INSTRUCTIONS TO FOLLOW:
Among the entries below, find the lines with "doing" and copy them.

* * * * *

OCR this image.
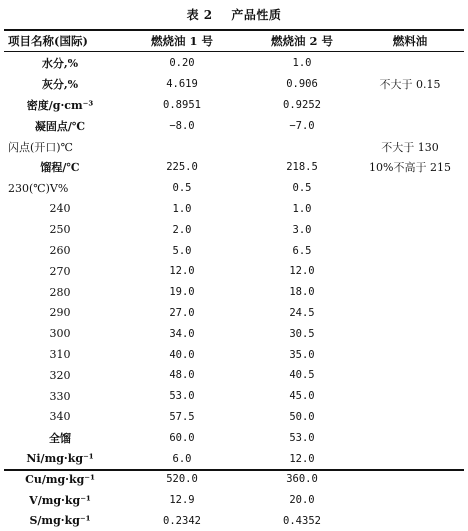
表 2 产品性质
项目名称(国际)	燃烧油 1 号	燃烧油 2 号	燃料油
水分,%	0.20	1.0	
灰分,%	4.619	0.906	不大于 0.15
密度/g·cm⁻³	0.8951	0.9252	
凝固点/℃	−8.0	−7.0	
闪点(开口)℃			不大于 130
馏程/℃	225.0	218.5	10%不高于 215
230(℃)V%	0.5	0.5	
240	1.0	1.0	
250	2.0	3.0	
260	5.0	6.5	
270	12.0	12.0	
280	19.0	18.0	
290	27.0	24.5	
300	34.0	30.5	
310	40.0	35.0	
320	48.0	40.5	
330	53.0	45.0	
340	57.5	50.0	
全馏	60.0	53.0	
Ni/mg·kg⁻¹	6.0	12.0	
Cu/mg·kg⁻¹	520.0	360.0	
V/mg·kg⁻¹	12.9	20.0	
S/mg·kg⁻¹	0.2342	0.4352	
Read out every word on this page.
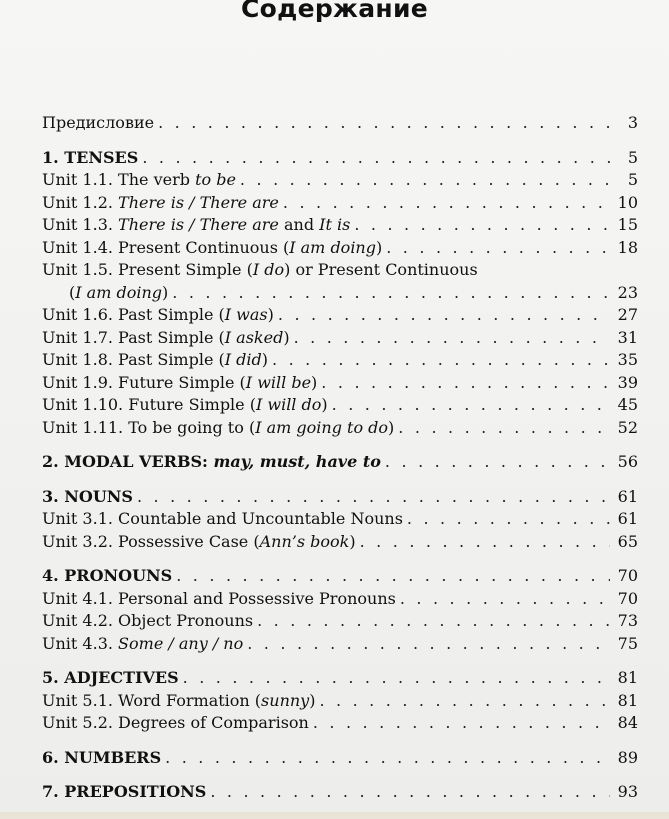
Содержание
Предисловие . . .	3
1. TENSES . . .	5
Unit 1.1. The verb to be . . .	5
Unit 1.2. There is / There are . . .	10
Unit 1.3. There is / There are and It is . . .	15
Unit 1.4. Present Continuous (I am doing) . . .	18
Unit 1.5. Present Simple (I do) or Present Continuous
(I am doing) . . .	23
Unit 1.6. Past Simple (I was) . . .	27
Unit 1.7. Past Simple (I asked) . . .	31
Unit 1.8. Past Simple (I did) . . .	35
Unit 1.9. Future Simple (I will be) . . .	39
Unit 1.10. Future Simple (I will do) . . .	45
Unit 1.11. To be going to (I am going to do) . . .	52
2. MODAL VERBS: may, must, have to . . .	56
3. NOUNS . . .	61
Unit 3.1. Countable and Uncountable Nouns . . .	61
Unit 3.2. Possessive Case (Ann’s book) . . .	65
4. PRONOUNS . . .	70
Unit 4.1. Personal and Possessive Pronouns . . .	70
Unit 4.2. Object Pronouns . . .	73
Unit 4.3. Some / any / no . . .	75
5. ADJECTIVES . . .	81
Unit 5.1. Word Formation (sunny) . . .	81
Unit 5.2. Degrees of Comparison . . .	84
6. NUMBERS . . .	89
7. PREPOSITIONS . . .	93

* * * * *

WORKED SOLUTION:
Unit 1.4. Present Continuous (I am doing) . . .	18
(I am doing) . . .	23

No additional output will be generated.